Start GIVEN DATA

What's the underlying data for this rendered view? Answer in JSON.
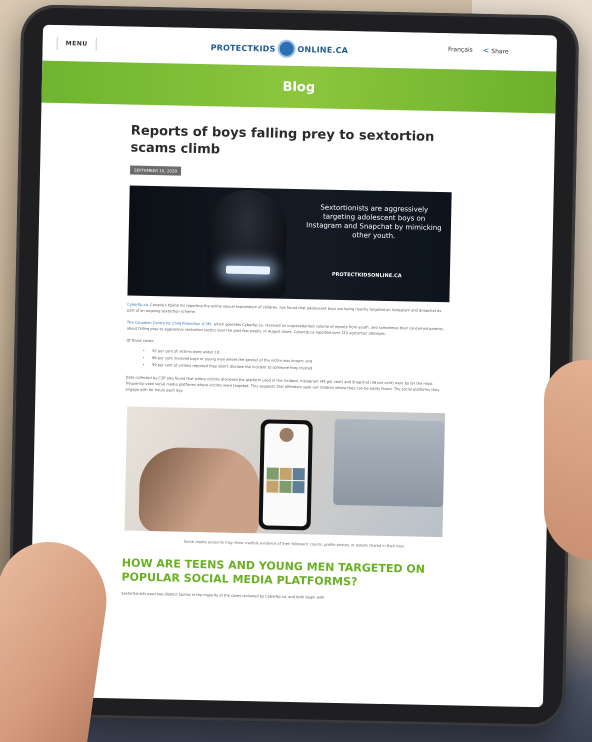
{
  "nav": {
    "menu_label": "MENU",
    "logo_left": "PROTECTKIDS",
    "logo_right": "ONLINE.CA",
    "lang_label": "Français",
    "share_label": "Share"
  },
  "banner": {
    "title": "Blog"
  },
  "article": {
    "headline": "Reports of boys falling prey to sextortion scams climb",
    "date": "SEPTEMBER 10, 2020",
    "hero_text": "Sextortionists are aggressively targeting adolescent boys on Instagram and Snapchat by mimicking other youth.",
    "hero_logo": "PROTECTKIDSONLINE.CA",
    "para1_link": "Cybertip.ca",
    "para1": ", Canada's tipline for reporting the online sexual exploitation of children, has found that adolescent boys are being heavily targeted on Instagram and Snapchat as part of an ongoing sextortion scheme.",
    "para2_link": "The Canadian Centre for Child Protection (C3P)",
    "para2": ", which operates Cybertip.ca, received an unprecedented volume of reports from youth, and sometimes their concerned parents, about falling prey to aggressive sextortion tactics over the past few weeks. In August alone, Cybertip.ca reported over 315 sextortion attempts.",
    "para3": "Of those cases:",
    "bullets": [
      "92 per cent of victims were under 18;",
      "86 per cent involved boys or young men where the gender of the victim was known; and",
      "59 per cent of victims reported they didn't disclose the incident to someone they trusted."
    ],
    "para4": "Data collected by C3P also found that where victims disclosed the platform used in the incident, Instagram (45 per cent) and Snapchat (36 per cent) were by far the most frequently used social media platforms where victims were targeted. This suggests that offenders seek out children where they can be easily found. The social platforms they engage with for hours each day.",
    "photo_caption": "Social media accounts may show credible evidence of their followers' counts, profile photos, or details shared in their bios.",
    "subhead": "How are teens and young men targeted on popular social media platforms?",
    "para5": "Sextortionists used two distinct tactics in the majority of the cases reviewed by Cybertip.ca, and both begin with"
  }
}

End GIVEN DATA

■ INSTRUCTIONS TO FOLLOW ■
Return each line with "Sextortionists".

■ SOLUTION FOR THIS EXERCISE ■
    "hero_text": "Sextortionists are aggressively targeting adolescent boys on Instagram and Snapchat by mimicking other youth.",
    "para5": "Sextortionists used two distinct tactics in the majority of the cases reviewed by Cybertip.ca, and both begin with"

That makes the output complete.